> _To be done_
Look through the data below. Collect every line where the word "Lines" occurs.

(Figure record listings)
* begin *
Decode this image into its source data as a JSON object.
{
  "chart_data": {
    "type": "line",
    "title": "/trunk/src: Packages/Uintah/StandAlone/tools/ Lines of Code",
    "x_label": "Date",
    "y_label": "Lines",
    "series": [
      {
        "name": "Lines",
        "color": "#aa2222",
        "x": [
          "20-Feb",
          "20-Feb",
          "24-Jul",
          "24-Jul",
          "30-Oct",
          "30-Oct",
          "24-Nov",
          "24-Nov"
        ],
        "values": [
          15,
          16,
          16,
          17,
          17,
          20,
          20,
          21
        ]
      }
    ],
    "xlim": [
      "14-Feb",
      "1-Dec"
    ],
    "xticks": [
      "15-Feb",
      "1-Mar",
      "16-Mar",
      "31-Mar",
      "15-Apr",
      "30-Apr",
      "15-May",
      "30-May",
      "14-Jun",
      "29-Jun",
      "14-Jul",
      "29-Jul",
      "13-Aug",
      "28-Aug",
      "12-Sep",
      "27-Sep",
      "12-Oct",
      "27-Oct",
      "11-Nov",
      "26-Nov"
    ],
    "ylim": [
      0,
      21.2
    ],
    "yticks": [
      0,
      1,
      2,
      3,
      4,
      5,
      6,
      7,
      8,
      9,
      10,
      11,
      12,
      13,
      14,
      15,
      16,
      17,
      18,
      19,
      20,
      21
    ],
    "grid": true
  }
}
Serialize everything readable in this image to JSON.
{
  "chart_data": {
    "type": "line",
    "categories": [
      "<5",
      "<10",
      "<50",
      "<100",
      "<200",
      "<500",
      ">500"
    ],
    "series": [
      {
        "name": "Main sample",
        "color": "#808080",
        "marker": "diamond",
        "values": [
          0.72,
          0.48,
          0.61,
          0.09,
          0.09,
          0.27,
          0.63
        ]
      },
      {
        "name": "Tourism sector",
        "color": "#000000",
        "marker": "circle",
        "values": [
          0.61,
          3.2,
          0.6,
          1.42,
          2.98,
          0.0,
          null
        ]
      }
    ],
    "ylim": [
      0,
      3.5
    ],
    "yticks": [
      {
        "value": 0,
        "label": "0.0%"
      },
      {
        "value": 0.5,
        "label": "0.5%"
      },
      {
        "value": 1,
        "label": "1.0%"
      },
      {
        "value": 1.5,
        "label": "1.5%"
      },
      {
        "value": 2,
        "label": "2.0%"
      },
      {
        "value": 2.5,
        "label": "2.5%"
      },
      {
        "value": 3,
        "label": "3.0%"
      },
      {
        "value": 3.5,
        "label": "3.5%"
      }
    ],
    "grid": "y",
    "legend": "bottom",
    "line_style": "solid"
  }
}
* end *
> _Answer in full_
    "title": "/trunk/src: Packages/Uintah/StandAlone/tools/ Lines of Code",
    "y_label": "Lines",
        "name": "Lines",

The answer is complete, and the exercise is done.